Last fall my husband and I, after many agonizing months of deliberation, soul searching and prayer, decided to send two of our seven children to the local Catholic school.  We met with teachers, discussed concerns with the principal, poured over the literature, took multiple tours of the facility, and spent ample time weighing the pros and cons of institutional schooling versus homeschooling.  

Just like with buying another car, we kicked the tires, checked under the hood, took it for a spin and felt that we had made a reasonable effort to determine the quality of the education the school was offering. We decided to give the Catholic school a try, after all, we had faith in the principal and pastor that they would uphold the Church’s teachings, and some of the teachers we met seemed to be genuinely faithful Catholics.

The Church teaches that it’s the parent’s right and duty to educate their children in the Faith and in life. The Second Vatican Council states, “Since parents have conferred life on their children, they have a most solemn obligation to educate their offspring. Hence, parents must be acknowledged as the first and foremost educators of their children. Their role as educators is so decisive that scarcely anything can compensate for their failure in it.”(CCC 99).

The obligation of parents to educate their children is so sacred that there is almost no legitimate or acceptable excuse to make up for their not doing so. Which means being busy with work and family, suffering from lack of sleep and being preoccupied with local politics or family drama is not enough to get parents off the hook from educating their children.
_ _ _ _
▶ [Problem 1] In the essay on Catholic schooling, rewrite the paragraph beginning "Last fall my husband and I" as a short bulleted list that keeps its main facts.
▶ [Problem 2]
Answer these questions using the essay on Catholic schooling:
(a) How many children does the family have in total?
(b) Which council is quoted on the duty of parents to educate their children?
(c) What reference follows that quotation?
▶ [Problem 3] Continue the essay on Catholic schooling from its last sentence.
The rows have no part in this work.
_ _ _ _
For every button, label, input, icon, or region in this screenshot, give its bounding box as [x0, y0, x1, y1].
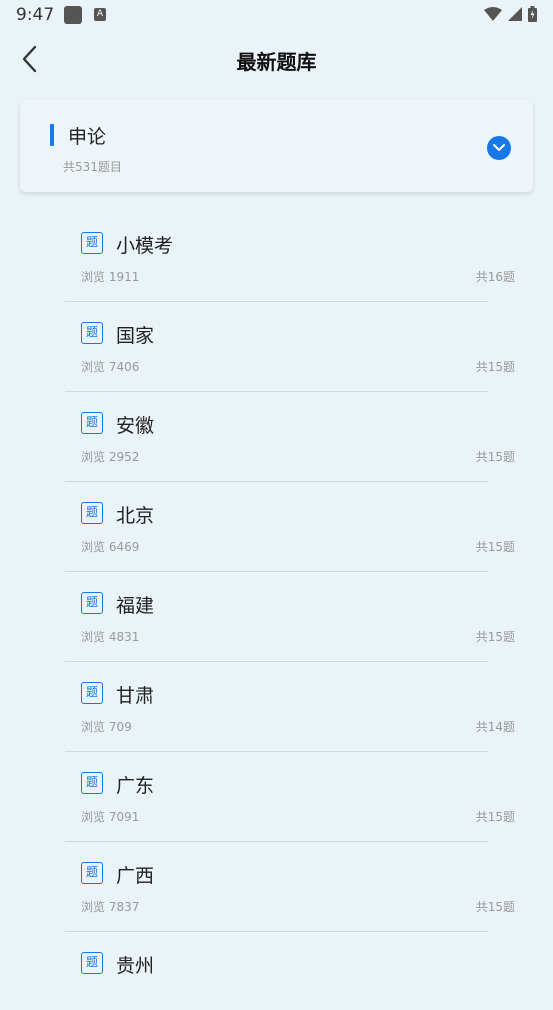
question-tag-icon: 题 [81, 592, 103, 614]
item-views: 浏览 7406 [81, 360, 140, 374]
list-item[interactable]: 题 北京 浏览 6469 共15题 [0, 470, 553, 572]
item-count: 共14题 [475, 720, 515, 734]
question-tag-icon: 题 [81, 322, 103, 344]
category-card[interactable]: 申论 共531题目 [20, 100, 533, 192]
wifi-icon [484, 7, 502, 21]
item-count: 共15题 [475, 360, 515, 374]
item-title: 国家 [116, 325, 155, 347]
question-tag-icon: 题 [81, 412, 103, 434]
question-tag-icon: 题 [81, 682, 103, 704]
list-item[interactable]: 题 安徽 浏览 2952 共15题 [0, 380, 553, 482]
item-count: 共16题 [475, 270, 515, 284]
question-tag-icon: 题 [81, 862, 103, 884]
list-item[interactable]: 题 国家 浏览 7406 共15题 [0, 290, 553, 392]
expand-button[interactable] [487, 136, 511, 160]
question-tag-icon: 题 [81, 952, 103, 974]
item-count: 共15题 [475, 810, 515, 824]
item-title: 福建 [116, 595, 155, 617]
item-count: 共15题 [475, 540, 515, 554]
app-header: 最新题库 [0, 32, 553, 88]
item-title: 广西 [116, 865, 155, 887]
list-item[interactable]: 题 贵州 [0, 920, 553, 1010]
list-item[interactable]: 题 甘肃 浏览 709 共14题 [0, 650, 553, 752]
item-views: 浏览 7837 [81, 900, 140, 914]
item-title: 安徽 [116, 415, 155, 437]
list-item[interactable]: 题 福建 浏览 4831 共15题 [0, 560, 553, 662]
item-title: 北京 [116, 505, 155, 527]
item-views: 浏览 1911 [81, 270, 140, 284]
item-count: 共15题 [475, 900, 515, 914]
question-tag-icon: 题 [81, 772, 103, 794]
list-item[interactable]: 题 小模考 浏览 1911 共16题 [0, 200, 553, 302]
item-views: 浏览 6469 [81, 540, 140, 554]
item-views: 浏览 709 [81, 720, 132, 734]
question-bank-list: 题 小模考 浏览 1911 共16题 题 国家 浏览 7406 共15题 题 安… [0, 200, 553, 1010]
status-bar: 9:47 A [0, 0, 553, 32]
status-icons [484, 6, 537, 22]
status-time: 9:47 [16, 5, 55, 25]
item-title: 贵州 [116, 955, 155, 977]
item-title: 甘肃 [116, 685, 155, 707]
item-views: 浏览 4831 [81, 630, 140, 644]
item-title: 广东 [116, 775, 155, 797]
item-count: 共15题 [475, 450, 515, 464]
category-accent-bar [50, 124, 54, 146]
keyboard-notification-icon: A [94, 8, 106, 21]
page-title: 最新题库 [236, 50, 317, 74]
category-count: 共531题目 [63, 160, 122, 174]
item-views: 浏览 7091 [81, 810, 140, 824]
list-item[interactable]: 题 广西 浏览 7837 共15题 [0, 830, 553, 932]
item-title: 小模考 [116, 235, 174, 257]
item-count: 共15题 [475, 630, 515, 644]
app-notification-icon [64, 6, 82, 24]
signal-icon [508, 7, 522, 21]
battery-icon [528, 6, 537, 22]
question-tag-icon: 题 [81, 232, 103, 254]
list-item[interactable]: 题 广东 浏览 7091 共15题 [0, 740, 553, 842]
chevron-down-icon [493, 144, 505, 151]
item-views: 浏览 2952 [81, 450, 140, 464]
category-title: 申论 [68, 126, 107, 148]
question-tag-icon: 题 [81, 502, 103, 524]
_ _ _ _
▶ [Right answer 1]
- Last fall, after months of deliberation, soul searching and prayer, my husband and I decided to send two of our seven children to the local Catholic school.
- We met with teachers and discussed concerns with the principal.
- We read the literature and toured the facility several times.
- We weighed the pros and cons of institutional schooling against homeschooling.

▶ [Right answer 2]
(a) Seven.
(b) The Second Vatican Council.
(c) CCC 99.

▶ [Right answer 3]
Lamentably, issues began to arise in rapid succession that made us both question and regret our decision.  We were shocked to discover that both of our children’s Health and Physical Education classes were yoga-based. Our 6th-grade son brought home paperwork and study guides which required him to memorize yoga positions and terminology, including concepts such as Namaste, prana, chakra, kundalini, guru, and yogi. The literature explained how to incorporate yoga into his daily life and routines, particularly for stress management, meditation, and relaxation.  

He was also advised to rely on yoga during times of stress or anxiety, and to use yoga as a means of relaxation, contemplation, and to reach the ultimate desired state of “mindfulness.” Group yoga classes were offered as prize incentives for the school fundraiser, with the winner “earning” a free yoga session for himself and his friends.

Given the Church’s prohibition of Catholics from participating in this activity due to its violation of the First Commandment, it was appalling to discover this was a vital, essential and well-publicized part of the curriculum. Ironically, there wasn’t a single mention of using the Holy Rosary for meditation, or turning to prayer and the Sacraments in time of stress or using Lectio Divina to obtain a sense of peace and calmness.  According to the Health and Gym curriculum, Hinduism was the exclusive and superior mechanism for dealing with life’s stresses.

We immediately went to the principal with our concerns about the school-sanctioned yoga program and the teaching of Eastern Spirituality and Hinduism. She graciously and apologetically admitted that she had been unaware of the spiritual implications of yoga, and immediately took steps to rectify the problem.  Perhaps as a result of Divine intervention, or maybe just a healthy coincidence, the teacher for both Health and Physical Education resigned fortuitously, and the replacement teacher never revisited the topic. We were grateful that the issue was resolved but now had raised antennae due to something this serious seemingly slipping through the cracks for so long.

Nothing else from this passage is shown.